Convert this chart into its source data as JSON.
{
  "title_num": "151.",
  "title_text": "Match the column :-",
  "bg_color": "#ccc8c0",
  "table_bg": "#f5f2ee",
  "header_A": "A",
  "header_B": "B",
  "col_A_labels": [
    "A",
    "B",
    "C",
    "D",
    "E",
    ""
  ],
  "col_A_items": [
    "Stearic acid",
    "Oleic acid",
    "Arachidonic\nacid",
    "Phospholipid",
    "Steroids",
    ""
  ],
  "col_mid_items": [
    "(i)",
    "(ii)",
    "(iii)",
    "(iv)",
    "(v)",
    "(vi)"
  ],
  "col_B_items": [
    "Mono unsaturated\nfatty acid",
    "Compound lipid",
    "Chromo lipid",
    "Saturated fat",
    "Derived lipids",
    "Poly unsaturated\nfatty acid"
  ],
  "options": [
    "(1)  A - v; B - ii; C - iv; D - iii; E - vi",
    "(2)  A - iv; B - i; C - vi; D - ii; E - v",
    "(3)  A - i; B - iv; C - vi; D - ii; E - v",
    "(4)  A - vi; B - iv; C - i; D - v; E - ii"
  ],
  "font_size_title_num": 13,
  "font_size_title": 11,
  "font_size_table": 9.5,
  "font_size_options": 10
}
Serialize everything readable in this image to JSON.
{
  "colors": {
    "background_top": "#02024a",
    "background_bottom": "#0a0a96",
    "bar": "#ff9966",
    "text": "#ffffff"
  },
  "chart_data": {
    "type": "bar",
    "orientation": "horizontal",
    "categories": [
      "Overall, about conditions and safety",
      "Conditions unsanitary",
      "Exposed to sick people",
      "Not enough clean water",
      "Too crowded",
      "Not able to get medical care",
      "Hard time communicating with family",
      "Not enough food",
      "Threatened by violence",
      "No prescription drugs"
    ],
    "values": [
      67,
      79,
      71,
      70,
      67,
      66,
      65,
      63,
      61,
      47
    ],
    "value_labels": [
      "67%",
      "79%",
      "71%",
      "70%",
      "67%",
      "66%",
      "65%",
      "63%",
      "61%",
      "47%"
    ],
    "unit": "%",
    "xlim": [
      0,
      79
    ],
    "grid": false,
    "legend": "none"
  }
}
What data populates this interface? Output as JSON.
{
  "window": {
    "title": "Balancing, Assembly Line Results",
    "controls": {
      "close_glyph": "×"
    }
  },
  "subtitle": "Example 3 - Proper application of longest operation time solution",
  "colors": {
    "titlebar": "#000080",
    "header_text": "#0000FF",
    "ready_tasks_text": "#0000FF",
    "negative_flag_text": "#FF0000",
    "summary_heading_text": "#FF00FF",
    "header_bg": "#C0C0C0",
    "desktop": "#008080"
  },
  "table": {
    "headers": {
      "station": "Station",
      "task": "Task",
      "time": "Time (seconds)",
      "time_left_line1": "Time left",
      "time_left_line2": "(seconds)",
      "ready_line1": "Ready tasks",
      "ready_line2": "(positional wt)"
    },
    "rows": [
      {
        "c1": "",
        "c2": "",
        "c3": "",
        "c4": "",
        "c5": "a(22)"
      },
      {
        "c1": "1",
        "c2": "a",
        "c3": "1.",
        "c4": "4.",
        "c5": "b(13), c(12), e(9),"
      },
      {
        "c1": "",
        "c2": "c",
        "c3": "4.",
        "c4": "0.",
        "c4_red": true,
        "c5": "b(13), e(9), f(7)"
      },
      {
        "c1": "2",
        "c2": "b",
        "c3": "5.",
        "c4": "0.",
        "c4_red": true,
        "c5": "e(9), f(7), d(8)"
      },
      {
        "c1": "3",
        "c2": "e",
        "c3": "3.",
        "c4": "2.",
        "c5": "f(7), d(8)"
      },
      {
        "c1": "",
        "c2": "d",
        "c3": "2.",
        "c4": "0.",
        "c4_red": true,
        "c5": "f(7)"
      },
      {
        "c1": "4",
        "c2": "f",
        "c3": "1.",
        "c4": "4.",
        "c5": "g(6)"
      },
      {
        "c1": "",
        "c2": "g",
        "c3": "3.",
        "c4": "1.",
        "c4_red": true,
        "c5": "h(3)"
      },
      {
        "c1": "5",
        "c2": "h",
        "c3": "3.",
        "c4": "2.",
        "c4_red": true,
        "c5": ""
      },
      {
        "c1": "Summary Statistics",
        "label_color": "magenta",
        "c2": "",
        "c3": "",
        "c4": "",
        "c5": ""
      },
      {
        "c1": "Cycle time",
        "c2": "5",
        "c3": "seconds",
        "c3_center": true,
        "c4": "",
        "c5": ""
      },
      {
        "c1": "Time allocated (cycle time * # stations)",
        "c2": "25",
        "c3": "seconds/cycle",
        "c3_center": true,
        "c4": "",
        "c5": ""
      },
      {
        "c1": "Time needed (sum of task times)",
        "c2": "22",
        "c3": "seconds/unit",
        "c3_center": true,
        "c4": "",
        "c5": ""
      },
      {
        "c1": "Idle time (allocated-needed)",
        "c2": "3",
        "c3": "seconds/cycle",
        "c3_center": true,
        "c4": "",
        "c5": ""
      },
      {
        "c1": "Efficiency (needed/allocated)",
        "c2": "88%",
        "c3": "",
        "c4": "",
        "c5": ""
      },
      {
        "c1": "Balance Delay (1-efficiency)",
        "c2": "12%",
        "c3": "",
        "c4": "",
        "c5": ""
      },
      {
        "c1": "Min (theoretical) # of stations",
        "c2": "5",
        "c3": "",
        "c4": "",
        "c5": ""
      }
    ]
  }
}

**What is being asked**:
Copy out all lines that carry the word "nfatty".

**Task result**:
    "Mono unsaturated\nfatty acid",
    "Poly unsaturated\nfatty acid"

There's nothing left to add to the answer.